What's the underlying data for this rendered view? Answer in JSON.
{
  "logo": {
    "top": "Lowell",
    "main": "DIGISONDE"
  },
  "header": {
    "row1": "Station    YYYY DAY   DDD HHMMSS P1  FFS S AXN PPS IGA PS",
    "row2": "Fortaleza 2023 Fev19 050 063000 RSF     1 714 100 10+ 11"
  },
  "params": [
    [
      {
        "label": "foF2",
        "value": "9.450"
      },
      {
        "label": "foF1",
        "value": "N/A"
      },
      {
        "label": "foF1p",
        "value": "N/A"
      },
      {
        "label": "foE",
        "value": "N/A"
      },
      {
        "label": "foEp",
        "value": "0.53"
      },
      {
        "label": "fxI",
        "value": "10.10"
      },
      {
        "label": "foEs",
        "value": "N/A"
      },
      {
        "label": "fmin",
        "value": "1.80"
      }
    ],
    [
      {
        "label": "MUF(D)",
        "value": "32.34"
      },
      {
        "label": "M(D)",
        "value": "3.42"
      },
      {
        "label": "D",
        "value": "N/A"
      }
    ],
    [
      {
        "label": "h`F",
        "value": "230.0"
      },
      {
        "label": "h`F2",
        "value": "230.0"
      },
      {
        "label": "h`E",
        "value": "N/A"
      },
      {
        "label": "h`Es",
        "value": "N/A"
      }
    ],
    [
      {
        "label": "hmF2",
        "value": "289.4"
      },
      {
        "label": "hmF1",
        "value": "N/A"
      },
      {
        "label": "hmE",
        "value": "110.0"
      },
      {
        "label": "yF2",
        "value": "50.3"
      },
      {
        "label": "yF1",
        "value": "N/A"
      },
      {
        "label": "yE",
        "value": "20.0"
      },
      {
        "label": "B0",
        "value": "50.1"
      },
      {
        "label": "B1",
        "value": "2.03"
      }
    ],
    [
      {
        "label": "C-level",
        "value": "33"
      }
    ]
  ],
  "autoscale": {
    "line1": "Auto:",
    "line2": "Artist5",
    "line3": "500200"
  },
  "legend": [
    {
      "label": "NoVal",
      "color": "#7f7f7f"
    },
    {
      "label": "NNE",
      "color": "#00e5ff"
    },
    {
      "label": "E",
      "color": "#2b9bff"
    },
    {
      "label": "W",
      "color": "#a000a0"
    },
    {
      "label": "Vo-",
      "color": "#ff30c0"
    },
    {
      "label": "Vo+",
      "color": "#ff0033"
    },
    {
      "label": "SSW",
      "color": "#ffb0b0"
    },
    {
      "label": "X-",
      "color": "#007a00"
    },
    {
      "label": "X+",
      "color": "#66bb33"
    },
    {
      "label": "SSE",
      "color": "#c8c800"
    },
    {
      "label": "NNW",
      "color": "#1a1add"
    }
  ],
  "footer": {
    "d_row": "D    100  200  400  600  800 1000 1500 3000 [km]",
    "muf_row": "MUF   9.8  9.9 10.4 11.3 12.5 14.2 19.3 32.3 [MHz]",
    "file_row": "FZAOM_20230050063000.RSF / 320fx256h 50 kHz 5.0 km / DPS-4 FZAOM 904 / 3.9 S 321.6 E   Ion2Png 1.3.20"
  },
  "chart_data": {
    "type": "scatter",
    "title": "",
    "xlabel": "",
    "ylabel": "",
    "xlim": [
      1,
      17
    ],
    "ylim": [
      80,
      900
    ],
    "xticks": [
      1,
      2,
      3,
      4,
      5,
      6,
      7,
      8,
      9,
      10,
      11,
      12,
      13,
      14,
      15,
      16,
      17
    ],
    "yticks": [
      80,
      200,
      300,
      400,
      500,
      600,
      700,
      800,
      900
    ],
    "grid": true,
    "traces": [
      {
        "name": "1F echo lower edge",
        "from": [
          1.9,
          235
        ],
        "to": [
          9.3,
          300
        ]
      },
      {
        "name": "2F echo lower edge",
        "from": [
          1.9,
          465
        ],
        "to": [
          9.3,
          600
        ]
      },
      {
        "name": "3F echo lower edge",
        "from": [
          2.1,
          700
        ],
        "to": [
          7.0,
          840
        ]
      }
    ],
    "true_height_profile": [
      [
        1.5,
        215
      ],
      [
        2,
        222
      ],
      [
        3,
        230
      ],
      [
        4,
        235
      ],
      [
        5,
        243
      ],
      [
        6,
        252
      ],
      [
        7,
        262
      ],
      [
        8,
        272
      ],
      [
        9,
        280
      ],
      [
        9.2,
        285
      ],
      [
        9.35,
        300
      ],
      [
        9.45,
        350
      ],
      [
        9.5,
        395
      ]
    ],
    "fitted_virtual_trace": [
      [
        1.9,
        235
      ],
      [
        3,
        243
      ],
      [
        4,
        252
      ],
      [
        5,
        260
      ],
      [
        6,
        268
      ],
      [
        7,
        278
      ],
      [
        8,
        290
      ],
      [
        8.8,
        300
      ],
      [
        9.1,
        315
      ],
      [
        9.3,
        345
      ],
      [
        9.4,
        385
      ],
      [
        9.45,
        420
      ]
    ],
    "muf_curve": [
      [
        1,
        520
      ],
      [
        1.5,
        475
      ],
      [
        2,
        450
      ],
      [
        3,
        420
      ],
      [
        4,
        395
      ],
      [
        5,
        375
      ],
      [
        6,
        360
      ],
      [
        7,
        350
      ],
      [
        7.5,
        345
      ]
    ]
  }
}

- - - -

• **What you will do**: Every line of the data above should be copied exactly.

• **The completed task**:
What's the underlying data for this rendered view? Answer in JSON.
{
  "logo": {
    "top": "Lowell",
    "main": "DIGISONDE"
  },
  "header": {
    "row1": "Station    YYYY DAY   DDD HHMMSS P1  FFS S AXN PPS IGA PS",
    "row2": "Fortaleza 2023 Fev19 050 063000 RSF     1 714 100 10+ 11"
  },
  "params": [
    [
      {
        "label": "foF2",
        "value": "9.450"
      },
      {
        "label": "foF1",
        "value": "N/A"
      },
      {
        "label": "foF1p",
        "value": "N/A"
      },
      {
        "label": "foE",
        "value": "N/A"
      },
      {
        "label": "foEp",
        "value": "0.53"
      },
      {
        "label": "fxI",
        "value": "10.10"
      },
      {
        "label": "foEs",
        "value": "N/A"
      },
      {
        "label": "fmin",
        "value": "1.80"
      }
    ],
    [
      {
        "label": "MUF(D)",
        "value": "32.34"
      },
      {
        "label": "M(D)",
        "value": "3.42"
      },
      {
        "label": "D",
        "value": "N/A"
      }
    ],
    [
      {
        "label": "h`F",
        "value": "230.0"
      },
      {
        "label": "h`F2",
        "value": "230.0"
      },
      {
        "label": "h`E",
        "value": "N/A"
      },
      {
        "label": "h`Es",
        "value": "N/A"
      }
    ],
    [
      {
        "label": "hmF2",
        "value": "289.4"
      },
      {
        "label": "hmF1",
        "value": "N/A"
      },
      {
        "label": "hmE",
        "value": "110.0"
      },
      {
        "label": "yF2",
        "value": "50.3"
      },
      {
        "label": "yF1",
        "value": "N/A"
      },
      {
        "label": "yE",
        "value": "20.0"
      },
      {
        "label": "B0",
        "value": "50.1"
      },
      {
        "label": "B1",
        "value": "2.03"
      }
    ],
    [
      {
        "label": "C-level",
        "value": "33"
      }
    ]
  ],
  "autoscale": {
    "line1": "Auto:",
    "line2": "Artist5",
    "line3": "500200"
  },
  "legend": [
    {
      "label": "NoVal",
      "color": "#7f7f7f"
    },
    {
      "label": "NNE",
      "color": "#00e5ff"
    },
    {
      "label": "E",
      "color": "#2b9bff"
    },
    {
      "label": "W",
      "color": "#a000a0"
    },
    {
      "label": "Vo-",
      "color": "#ff30c0"
    },
    {
      "label": "Vo+",
      "color": "#ff0033"
    },
    {
      "label": "SSW",
      "color": "#ffb0b0"
    },
    {
      "label": "X-",
      "color": "#007a00"
    },
    {
      "label": "X+",
      "color": "#66bb33"
    },
    {
      "label": "SSE",
      "color": "#c8c800"
    },
    {
      "label": "NNW",
      "color": "#1a1add"
    }
  ],
  "footer": {
    "d_row": "D    100  200  400  600  800 1000 1500 3000 [km]",
    "muf_row": "MUF   9.8  9.9 10.4 11.3 12.5 14.2 19.3 32.3 [MHz]",
    "file_row": "FZAOM_20230050063000.RSF / 320fx256h 50 kHz 5.0 km / DPS-4 FZAOM 904 / 3.9 S 321.6 E   Ion2Png 1.3.20"
  },
  "chart_data": {
    "type": "scatter",
    "title": "",
    "xlabel": "",
    "ylabel": "",
    "xlim": [
      1,
      17
    ],
    "ylim": [
      80,
      900
    ],
    "xticks": [
      1,
      2,
      3,
      4,
      5,
      6,
      7,
      8,
      9,
      10,
      11,
      12,
      13,
      14,
      15,
      16,
      17
    ],
    "yticks": [
      80,
      200,
      300,
      400,
      500,
      600,
      700,
      800,
      900
    ],
    "grid": true,
    "traces": [
      {
        "name": "1F echo lower edge",
        "from": [
          1.9,
          235
        ],
        "to": [
          9.3,
          300
        ]
      },
      {
        "name": "2F echo lower edge",
        "from": [
          1.9,
          465
        ],
        "to": [
          9.3,
          600
        ]
      },
      {
        "name": "3F echo lower edge",
        "from": [
          2.1,
          700
        ],
        "to": [
          7.0,
          840
        ]
      }
    ],
    "true_height_profile": [
      [
        1.5,
        215
      ],
      [
        2,
        222
      ],
      [
        3,
        230
      ],
      [
        4,
        235
      ],
      [
        5,
        243
      ],
      [
        6,
        252
      ],
      [
        7,
        262
      ],
      [
        8,
        272
      ],
      [
        9,
        280
      ],
      [
        9.2,
        285
      ],
      [
        9.35,
        300
      ],
      [
        9.45,
        350
      ],
      [
        9.5,
        395
      ]
    ],
    "fitted_virtual_trace": [
      [
        1.9,
        235
      ],
      [
        3,
        243
      ],
      [
        4,
        252
      ],
      [
        5,
        260
      ],
      [
        6,
        268
      ],
      [
        7,
        278
      ],
      [
        8,
        290
      ],
      [
        8.8,
        300
      ],
      [
        9.1,
        315
      ],
      [
        9.3,
        345
      ],
      [
        9.4,
        385
      ],
      [
        9.45,
        420
      ]
    ],
    "muf_curve": [
      [
        1,
        520
      ],
      [
        1.5,
        475
      ],
      [
        2,
        450
      ],
      [
        3,
        420
      ],
      [
        4,
        395
      ],
      [
        5,
        375
      ],
      [
        6,
        360
      ],
      [
        7,
        350
      ],
      [
        7.5,
        345
      ]
    ]
  }
}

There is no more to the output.